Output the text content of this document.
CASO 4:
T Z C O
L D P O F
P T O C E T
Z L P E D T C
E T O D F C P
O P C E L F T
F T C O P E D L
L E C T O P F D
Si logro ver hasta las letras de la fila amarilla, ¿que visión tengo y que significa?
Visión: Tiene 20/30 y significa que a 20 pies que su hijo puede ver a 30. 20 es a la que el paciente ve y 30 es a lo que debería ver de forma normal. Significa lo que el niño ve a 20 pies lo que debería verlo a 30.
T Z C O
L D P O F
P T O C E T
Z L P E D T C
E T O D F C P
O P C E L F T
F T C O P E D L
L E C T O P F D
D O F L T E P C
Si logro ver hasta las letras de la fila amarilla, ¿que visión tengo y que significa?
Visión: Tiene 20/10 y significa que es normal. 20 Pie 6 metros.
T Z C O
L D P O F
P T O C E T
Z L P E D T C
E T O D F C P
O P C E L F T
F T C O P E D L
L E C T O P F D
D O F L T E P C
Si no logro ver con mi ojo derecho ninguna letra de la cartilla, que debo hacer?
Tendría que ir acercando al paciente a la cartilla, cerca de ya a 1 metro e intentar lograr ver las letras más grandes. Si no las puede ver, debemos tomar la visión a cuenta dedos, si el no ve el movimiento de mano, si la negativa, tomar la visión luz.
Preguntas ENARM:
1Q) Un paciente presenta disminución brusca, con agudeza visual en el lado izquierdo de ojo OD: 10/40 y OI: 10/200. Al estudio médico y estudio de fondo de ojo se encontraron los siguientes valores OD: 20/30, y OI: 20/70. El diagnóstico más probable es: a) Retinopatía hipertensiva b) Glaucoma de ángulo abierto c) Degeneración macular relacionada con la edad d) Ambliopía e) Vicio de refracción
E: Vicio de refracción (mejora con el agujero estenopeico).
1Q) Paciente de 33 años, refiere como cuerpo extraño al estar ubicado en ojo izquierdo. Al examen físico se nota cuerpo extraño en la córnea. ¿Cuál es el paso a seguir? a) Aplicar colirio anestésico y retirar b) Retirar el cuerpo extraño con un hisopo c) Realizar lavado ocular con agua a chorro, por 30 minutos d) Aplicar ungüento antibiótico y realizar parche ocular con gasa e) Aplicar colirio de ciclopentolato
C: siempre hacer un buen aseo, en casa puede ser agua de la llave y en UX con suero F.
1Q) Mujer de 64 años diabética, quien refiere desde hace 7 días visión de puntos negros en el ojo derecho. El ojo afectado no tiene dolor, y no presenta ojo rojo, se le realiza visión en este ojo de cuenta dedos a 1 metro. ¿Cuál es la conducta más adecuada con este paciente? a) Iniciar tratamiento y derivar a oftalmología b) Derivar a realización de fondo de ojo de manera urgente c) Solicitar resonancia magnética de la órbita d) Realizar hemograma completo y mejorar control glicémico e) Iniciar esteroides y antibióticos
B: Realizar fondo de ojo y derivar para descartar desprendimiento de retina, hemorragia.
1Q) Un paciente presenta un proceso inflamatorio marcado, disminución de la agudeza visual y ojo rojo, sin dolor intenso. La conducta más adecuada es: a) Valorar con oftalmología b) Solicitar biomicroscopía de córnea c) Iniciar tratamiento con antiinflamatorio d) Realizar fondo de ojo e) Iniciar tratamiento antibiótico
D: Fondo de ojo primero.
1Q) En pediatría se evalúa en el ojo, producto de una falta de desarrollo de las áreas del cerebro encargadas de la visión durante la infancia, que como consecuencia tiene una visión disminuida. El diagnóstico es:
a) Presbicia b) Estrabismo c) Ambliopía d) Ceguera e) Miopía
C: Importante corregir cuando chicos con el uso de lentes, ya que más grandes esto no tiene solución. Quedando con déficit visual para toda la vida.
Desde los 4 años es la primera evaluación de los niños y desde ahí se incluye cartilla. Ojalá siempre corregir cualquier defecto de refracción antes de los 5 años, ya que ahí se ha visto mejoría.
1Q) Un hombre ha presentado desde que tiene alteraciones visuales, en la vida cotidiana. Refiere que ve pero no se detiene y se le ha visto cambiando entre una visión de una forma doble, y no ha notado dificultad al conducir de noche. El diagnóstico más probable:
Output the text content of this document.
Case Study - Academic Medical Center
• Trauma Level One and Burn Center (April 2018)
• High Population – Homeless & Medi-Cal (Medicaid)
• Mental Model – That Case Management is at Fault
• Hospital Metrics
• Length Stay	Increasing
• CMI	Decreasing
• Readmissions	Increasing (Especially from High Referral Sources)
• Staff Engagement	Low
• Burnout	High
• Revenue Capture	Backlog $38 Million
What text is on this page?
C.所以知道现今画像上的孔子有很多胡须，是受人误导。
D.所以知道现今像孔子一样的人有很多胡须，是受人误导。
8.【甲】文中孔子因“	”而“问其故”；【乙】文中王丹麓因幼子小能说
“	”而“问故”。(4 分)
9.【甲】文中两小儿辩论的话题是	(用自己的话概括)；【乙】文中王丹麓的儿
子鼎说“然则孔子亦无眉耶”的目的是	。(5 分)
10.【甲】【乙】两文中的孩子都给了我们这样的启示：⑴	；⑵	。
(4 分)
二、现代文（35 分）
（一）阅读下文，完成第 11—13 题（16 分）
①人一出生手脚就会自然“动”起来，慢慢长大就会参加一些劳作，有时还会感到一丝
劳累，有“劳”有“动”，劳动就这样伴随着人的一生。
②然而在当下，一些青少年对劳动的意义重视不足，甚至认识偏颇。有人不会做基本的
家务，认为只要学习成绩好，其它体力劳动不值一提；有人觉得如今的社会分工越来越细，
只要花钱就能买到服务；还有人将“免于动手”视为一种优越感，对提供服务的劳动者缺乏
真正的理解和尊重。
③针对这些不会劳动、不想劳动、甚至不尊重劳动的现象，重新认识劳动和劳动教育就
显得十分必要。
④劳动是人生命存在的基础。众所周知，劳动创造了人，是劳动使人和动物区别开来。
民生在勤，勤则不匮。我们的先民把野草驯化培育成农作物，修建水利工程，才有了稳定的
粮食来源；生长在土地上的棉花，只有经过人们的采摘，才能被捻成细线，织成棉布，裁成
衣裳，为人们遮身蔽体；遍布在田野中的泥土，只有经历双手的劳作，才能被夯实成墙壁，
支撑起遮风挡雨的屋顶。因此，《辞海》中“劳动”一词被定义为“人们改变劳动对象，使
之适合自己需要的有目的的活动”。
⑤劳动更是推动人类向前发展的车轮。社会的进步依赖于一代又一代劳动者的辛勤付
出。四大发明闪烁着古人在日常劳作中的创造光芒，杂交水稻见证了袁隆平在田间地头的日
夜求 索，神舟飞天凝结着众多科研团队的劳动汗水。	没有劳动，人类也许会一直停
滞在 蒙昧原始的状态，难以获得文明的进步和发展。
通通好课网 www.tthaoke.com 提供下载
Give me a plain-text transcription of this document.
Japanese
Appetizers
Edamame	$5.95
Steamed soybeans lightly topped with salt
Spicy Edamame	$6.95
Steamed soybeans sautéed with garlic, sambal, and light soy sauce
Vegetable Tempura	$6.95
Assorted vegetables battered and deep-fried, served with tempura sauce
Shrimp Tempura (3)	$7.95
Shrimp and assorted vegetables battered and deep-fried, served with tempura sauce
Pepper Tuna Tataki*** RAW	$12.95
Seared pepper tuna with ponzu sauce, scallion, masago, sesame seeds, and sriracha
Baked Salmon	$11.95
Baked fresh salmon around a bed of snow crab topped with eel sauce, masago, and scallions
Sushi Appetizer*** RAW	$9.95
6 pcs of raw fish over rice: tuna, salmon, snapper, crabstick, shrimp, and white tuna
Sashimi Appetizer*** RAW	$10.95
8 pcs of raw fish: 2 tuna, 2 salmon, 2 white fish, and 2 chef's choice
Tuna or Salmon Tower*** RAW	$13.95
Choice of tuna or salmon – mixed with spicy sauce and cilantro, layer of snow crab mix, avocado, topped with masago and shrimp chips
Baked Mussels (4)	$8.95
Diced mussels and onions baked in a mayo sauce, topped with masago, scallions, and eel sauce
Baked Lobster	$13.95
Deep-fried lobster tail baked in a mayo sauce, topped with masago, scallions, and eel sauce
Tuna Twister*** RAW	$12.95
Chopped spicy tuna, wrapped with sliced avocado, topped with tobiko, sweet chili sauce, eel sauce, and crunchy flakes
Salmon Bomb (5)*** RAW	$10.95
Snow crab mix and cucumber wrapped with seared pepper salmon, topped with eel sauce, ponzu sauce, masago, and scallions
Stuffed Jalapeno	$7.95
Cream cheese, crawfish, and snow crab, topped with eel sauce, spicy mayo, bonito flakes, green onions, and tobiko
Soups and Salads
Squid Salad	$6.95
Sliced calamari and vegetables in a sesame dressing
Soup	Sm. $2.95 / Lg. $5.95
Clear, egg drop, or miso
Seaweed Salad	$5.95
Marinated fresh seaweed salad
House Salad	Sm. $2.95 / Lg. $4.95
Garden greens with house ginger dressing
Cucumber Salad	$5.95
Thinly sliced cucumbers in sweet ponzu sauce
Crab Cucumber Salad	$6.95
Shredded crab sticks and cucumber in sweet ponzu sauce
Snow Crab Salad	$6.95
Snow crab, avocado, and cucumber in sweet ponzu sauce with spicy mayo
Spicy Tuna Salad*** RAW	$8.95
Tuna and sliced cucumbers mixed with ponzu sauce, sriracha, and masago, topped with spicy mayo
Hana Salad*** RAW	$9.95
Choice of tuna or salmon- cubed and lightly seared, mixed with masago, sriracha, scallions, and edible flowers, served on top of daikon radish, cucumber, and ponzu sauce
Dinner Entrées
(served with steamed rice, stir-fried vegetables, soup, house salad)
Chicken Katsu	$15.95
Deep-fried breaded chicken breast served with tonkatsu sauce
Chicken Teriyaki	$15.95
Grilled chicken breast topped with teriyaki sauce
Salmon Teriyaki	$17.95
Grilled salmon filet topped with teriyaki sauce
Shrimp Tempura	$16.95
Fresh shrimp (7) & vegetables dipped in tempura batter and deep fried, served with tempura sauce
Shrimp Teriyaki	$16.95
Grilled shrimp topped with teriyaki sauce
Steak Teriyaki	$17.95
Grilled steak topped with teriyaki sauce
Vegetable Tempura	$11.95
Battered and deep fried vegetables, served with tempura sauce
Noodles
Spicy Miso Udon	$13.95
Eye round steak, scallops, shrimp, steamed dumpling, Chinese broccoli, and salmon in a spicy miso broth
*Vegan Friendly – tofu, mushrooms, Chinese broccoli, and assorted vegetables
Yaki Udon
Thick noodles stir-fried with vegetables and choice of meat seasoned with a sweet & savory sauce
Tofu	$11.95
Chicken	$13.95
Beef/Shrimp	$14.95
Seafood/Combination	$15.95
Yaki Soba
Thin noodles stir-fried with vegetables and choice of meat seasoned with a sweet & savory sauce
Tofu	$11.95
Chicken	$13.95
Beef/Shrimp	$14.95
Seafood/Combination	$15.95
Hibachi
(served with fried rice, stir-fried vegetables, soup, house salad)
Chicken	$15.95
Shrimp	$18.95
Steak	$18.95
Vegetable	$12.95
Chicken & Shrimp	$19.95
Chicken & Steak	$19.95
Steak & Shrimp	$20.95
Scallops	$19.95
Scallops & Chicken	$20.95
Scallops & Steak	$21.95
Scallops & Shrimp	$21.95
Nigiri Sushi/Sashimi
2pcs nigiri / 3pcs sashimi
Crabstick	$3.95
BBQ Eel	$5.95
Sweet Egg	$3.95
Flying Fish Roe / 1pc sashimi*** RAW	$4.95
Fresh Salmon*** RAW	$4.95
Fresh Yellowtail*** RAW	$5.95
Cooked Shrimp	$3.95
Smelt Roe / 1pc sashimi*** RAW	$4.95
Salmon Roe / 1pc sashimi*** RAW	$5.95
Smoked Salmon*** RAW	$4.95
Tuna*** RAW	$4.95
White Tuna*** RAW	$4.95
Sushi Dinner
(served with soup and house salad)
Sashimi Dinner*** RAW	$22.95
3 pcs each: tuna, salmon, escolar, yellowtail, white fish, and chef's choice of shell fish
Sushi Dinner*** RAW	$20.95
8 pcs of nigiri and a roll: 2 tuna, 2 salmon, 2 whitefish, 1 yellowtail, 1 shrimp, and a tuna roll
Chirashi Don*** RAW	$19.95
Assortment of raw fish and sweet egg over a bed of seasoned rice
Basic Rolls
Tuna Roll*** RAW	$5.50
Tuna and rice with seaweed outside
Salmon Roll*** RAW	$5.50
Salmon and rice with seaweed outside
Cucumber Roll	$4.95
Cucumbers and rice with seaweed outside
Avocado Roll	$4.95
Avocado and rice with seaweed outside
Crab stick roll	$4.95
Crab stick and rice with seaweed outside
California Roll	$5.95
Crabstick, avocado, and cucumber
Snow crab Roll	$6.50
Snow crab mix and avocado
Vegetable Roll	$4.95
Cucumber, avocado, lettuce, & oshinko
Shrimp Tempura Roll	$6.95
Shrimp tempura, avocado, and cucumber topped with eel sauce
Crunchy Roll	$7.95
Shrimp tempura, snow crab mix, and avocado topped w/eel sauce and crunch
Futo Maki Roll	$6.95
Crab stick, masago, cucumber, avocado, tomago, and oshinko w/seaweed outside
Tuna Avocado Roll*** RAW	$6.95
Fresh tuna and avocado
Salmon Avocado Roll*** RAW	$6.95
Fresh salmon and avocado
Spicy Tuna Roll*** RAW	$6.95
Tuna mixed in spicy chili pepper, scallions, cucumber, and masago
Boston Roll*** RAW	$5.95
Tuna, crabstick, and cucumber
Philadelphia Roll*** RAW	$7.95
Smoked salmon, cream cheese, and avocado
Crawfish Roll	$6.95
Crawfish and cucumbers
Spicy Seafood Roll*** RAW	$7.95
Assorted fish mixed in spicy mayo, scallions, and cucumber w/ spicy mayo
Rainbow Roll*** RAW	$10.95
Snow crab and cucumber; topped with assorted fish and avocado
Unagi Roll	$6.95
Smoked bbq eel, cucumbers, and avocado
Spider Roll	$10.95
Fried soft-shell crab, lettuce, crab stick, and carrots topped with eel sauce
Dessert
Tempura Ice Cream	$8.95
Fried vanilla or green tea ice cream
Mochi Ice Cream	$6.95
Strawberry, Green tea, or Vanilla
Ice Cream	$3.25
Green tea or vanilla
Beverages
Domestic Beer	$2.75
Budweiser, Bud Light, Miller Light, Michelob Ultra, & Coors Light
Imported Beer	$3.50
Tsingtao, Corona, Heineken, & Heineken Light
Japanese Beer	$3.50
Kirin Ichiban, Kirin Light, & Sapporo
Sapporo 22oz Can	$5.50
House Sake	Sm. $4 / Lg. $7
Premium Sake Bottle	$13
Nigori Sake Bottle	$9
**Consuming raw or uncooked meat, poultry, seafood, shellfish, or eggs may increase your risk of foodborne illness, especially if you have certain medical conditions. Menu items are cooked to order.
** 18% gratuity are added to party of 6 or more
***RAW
-- -- --
## Given problem
The answer is a single number, the count of lines in the records that contain the string "cuenta".

## Answer
2